Chesterfield is one of the grimiest and most hideous of towns on the borders of Derbyshire and Yorkshire. My pupil was a slack, good-for-nothing, over-affluent, overgrown youth who had to pass in English, knowing none. His father, who was a colliery owner, happened also to be a Director of Education for the county, and was anxious to know what education really meant.
He had read Huxley, Spencer and Darwin, and no one else. I asked him to come along and join his son and the three of us went through the history of English literature from Shakespeare to the present day. The father was really interested, the son frankly bored. In mathematics the boy knew far more than I did, but he could not frame an English sentence for any money. Neither could he see the use of poetry, drama, novel or essay.

################

### Tasks to perform
a. Transcribe everything in the Chesterfield tutoring passage from "Chesterfield is one" down to "novel or essay.".
b. Go on with the Chesterfield tutoring passage, picking up after its final sentence.

Saved data entries
################

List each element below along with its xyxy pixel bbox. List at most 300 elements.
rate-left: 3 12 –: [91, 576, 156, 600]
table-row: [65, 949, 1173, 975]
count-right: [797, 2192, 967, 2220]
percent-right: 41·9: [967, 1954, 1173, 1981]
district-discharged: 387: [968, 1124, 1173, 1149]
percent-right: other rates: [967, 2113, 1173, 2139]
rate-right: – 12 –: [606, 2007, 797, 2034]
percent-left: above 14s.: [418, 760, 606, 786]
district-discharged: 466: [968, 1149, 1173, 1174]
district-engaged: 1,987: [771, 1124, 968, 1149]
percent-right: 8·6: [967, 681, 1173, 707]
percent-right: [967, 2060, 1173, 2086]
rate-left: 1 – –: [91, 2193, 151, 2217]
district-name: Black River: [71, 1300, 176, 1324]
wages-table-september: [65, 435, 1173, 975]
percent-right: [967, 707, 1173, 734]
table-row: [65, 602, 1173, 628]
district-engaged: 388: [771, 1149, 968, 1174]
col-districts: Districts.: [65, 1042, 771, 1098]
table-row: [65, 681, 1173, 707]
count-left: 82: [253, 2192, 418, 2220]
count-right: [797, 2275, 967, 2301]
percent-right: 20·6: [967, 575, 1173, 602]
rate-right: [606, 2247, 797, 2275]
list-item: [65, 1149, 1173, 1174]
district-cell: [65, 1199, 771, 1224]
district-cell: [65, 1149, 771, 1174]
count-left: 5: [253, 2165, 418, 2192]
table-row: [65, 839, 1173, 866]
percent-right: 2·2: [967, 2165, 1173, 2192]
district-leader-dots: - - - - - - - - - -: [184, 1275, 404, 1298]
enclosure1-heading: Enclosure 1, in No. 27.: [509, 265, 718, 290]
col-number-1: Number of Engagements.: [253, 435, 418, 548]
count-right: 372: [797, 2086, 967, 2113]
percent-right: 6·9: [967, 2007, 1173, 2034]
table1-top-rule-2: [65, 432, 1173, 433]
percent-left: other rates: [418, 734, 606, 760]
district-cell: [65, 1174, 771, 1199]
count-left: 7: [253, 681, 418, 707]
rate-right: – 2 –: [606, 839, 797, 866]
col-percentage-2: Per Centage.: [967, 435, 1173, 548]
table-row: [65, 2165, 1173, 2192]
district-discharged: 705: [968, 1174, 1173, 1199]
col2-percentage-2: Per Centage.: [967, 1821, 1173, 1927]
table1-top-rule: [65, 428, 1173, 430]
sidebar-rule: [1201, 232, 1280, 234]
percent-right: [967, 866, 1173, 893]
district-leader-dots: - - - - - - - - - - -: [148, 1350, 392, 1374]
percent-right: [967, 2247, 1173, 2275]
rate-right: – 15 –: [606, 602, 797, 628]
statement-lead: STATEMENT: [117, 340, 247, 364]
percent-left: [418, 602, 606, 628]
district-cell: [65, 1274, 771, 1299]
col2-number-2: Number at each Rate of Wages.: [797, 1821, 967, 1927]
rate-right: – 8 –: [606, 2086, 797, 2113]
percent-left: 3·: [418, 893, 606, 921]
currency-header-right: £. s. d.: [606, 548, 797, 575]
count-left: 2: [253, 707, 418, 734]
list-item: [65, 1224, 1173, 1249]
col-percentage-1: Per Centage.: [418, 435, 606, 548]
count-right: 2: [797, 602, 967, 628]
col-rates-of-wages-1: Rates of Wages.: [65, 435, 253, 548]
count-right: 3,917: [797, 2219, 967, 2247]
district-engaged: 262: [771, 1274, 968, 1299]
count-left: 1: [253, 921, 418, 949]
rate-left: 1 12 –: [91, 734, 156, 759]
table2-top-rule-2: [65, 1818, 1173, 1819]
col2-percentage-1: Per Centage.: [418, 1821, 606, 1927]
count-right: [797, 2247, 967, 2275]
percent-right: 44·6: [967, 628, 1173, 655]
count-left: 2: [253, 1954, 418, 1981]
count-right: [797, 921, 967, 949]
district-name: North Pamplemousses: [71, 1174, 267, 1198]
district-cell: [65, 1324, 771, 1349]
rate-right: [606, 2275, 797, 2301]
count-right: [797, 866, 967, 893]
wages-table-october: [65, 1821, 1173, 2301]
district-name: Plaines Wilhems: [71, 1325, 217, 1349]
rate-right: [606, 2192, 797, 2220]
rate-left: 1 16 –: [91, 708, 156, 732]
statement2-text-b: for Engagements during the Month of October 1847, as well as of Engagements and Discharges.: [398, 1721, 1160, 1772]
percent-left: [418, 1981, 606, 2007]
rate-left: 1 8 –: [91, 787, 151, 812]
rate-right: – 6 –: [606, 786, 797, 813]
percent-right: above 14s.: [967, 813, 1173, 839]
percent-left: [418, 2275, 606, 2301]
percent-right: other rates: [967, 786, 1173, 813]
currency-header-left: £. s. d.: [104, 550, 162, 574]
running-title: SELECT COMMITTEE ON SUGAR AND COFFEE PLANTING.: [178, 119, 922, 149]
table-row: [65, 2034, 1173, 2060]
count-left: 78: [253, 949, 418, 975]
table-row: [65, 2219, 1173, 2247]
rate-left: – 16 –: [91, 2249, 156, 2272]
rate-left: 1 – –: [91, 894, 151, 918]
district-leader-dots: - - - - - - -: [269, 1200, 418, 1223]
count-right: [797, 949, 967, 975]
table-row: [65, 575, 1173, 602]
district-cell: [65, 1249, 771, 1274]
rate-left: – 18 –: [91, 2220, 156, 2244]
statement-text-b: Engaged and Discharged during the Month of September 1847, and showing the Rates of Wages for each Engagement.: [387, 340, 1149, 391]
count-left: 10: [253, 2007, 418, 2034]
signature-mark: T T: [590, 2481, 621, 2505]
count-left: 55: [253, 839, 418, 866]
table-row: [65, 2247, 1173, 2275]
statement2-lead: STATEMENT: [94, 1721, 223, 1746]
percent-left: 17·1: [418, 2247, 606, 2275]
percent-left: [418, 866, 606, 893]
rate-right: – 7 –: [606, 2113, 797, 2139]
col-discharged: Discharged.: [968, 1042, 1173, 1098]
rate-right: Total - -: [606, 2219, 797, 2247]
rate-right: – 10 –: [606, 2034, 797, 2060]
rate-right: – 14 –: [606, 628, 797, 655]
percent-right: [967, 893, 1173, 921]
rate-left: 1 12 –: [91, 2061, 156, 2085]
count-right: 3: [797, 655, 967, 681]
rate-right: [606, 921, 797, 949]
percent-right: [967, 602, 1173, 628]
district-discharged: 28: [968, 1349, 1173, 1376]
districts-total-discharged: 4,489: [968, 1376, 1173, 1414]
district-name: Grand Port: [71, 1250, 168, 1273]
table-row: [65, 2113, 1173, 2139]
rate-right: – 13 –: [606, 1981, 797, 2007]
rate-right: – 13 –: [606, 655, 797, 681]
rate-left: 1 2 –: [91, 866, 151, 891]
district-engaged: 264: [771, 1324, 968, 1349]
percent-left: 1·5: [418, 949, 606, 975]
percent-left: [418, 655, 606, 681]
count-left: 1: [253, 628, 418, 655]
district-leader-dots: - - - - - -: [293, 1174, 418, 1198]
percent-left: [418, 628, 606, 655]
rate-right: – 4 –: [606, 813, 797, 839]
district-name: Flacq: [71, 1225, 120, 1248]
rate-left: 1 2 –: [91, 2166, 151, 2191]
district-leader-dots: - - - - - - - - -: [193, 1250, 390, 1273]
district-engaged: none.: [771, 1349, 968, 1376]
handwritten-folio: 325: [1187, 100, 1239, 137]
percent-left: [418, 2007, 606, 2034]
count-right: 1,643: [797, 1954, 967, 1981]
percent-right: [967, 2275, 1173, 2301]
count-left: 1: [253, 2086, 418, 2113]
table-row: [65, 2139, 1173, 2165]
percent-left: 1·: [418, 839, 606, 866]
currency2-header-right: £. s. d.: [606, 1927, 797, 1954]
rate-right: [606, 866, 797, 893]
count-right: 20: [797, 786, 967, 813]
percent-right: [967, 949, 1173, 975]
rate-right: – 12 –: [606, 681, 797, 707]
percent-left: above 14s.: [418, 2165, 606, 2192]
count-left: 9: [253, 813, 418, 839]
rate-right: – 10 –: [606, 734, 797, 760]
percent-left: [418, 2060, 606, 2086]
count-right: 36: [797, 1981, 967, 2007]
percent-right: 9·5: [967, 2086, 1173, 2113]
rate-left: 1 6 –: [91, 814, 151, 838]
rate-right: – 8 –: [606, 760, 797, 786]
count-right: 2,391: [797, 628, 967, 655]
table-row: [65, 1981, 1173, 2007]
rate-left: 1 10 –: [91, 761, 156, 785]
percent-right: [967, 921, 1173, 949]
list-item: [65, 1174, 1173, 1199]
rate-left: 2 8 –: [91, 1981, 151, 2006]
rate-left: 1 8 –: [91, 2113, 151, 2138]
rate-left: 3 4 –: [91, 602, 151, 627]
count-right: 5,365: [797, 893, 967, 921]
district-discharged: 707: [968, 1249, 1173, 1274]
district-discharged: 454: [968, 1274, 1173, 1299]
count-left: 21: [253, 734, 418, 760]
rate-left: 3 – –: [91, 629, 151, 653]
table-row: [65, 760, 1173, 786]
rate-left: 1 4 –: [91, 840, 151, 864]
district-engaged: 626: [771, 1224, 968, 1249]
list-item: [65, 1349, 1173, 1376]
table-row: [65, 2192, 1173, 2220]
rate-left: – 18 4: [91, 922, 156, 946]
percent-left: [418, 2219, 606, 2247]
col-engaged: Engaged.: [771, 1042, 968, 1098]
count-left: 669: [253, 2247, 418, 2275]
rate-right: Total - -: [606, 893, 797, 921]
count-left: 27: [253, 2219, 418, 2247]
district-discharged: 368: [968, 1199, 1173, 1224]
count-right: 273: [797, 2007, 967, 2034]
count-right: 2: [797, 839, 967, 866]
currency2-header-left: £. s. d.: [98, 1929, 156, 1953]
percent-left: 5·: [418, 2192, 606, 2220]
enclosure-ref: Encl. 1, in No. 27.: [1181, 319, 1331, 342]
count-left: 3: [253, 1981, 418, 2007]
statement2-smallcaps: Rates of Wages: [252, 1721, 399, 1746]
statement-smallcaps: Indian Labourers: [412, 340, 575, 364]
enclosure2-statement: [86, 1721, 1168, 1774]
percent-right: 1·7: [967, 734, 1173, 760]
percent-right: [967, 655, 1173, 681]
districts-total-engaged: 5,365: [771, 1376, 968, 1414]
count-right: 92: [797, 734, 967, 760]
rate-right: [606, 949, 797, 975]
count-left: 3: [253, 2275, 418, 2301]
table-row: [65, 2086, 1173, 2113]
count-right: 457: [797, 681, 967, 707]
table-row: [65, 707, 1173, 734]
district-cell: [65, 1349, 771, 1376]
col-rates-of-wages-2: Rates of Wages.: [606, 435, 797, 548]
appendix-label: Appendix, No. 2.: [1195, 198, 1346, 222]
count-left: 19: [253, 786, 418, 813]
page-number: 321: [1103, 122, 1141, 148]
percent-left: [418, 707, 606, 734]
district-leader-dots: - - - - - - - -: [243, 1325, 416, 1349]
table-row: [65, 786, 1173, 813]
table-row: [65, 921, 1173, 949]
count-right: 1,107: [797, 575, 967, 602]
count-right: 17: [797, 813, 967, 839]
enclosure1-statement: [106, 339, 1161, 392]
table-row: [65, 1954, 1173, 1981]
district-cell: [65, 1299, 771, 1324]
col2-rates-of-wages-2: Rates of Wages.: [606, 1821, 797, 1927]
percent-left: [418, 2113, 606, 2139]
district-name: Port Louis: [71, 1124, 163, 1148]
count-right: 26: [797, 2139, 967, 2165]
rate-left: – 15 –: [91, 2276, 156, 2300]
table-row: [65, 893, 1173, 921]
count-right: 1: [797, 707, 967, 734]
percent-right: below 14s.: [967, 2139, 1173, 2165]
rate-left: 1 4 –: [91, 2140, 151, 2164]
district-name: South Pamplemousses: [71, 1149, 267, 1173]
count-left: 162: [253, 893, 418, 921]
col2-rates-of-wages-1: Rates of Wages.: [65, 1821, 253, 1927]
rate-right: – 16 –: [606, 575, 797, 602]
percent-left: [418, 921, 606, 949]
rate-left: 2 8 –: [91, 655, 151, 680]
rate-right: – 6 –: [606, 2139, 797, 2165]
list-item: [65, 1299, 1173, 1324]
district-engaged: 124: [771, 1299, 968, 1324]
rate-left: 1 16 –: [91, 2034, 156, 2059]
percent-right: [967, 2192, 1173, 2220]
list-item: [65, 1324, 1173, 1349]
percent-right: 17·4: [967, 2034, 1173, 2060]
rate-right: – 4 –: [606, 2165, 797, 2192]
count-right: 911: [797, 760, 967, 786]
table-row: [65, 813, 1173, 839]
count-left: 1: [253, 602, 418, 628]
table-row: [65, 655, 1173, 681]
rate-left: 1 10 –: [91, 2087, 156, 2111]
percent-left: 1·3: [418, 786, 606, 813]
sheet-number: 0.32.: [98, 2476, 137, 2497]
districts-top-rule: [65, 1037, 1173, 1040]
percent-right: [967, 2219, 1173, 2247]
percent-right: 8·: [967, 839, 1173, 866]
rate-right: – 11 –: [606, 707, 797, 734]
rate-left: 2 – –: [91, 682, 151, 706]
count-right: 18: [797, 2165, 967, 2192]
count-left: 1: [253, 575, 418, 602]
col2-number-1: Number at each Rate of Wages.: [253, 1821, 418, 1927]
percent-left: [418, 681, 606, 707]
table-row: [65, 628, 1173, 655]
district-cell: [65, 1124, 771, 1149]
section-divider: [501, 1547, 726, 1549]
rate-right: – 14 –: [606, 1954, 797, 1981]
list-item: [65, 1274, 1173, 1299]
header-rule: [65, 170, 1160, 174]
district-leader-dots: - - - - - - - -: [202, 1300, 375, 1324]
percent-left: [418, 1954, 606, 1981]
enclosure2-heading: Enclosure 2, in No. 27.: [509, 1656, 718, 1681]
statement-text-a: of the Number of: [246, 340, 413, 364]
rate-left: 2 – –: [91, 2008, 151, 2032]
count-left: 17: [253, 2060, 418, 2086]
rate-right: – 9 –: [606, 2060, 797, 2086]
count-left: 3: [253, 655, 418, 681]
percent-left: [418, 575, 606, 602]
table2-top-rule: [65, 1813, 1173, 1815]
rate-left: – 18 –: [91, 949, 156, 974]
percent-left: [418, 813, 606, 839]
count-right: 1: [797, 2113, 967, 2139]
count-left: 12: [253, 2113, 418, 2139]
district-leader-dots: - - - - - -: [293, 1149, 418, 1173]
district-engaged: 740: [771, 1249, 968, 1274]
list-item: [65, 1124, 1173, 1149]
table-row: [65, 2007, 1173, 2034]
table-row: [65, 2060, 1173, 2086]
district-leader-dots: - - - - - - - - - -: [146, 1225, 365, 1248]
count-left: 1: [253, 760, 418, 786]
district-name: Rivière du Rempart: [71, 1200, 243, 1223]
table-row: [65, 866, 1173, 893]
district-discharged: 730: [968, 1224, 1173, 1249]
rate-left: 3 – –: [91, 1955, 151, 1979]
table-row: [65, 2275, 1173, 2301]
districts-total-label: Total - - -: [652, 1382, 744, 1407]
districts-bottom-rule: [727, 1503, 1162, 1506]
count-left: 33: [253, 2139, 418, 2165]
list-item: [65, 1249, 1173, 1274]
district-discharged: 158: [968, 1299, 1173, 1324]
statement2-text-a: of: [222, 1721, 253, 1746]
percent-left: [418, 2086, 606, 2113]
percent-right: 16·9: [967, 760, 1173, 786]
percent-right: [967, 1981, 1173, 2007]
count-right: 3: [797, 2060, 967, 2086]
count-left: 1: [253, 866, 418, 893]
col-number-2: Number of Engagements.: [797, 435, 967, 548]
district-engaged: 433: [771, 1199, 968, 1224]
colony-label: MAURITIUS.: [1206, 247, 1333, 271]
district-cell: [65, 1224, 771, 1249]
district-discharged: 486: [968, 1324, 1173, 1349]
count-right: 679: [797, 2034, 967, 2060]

################

### In response
a.
Chesterfield is one of the grimiest and most hideous of towns on the borders of Derbyshire and Yorkshire. My pupil was a slack, good-for-nothing, over-affluent, overgrown youth who had to pass in English, knowing none. His father, who was a colliery owner, happened also to be a Director of Education for the county, and was anxious to know what education really meant.
He had read Huxley, Spencer and Darwin, and no one else. I asked him to come along and join his son and the three of us went through the history of English literature from Shakespeare to the present day. The father was really interested, the son frankly bored. In mathematics the boy knew far more than I did, but he could not frame an English sentence for any money. Neither could he see the use of poetry, drama, novel or essay.

b.
I was taken to the Corporation Baths, I was motored all over the place, I encountered some of the rudest people I have ever met in my life, and I was thoroughly miserable for ten whole days in a house which "stank" of money and where everything was uncomfortable and wrong. Work was the only relief. The abjectness of the shops and the people's faces threatened to drive me mad, so great was the contrast between Chesterfield and my Devon home. How any one could live for choice in an ugly misbegotten place like this I can't think. It seemed to me to invite crime or at least criminal thoughts. The meals were one long unendurable agony: high tea of pine-apple, blancmange and tinned salmon at 5.45, 7.30 or 8.45, according as "the master" returned from work. I went hungry most days. After a day I found myself studying this new type closely: the father collects the most evil oil-paintings and the most exquisite old oak furniture. They have a pigsty in the front garden, which occupies their spare hours. The old man is deeply religious, very methodical, Liberal in politics, very quiet, very anxious not to spend money, as honest as the day, fond of power and passionately devoted to his son. He keeps a journal containing a list of all the books he reads and his opinions of them.
I went into barracks at Exeter for a few days before returning to Ilfracombe, to keep my hand in, but I was chafing all the time to get back to the sea and freedom. The convention of mess is only less nauseating than that of Common Room.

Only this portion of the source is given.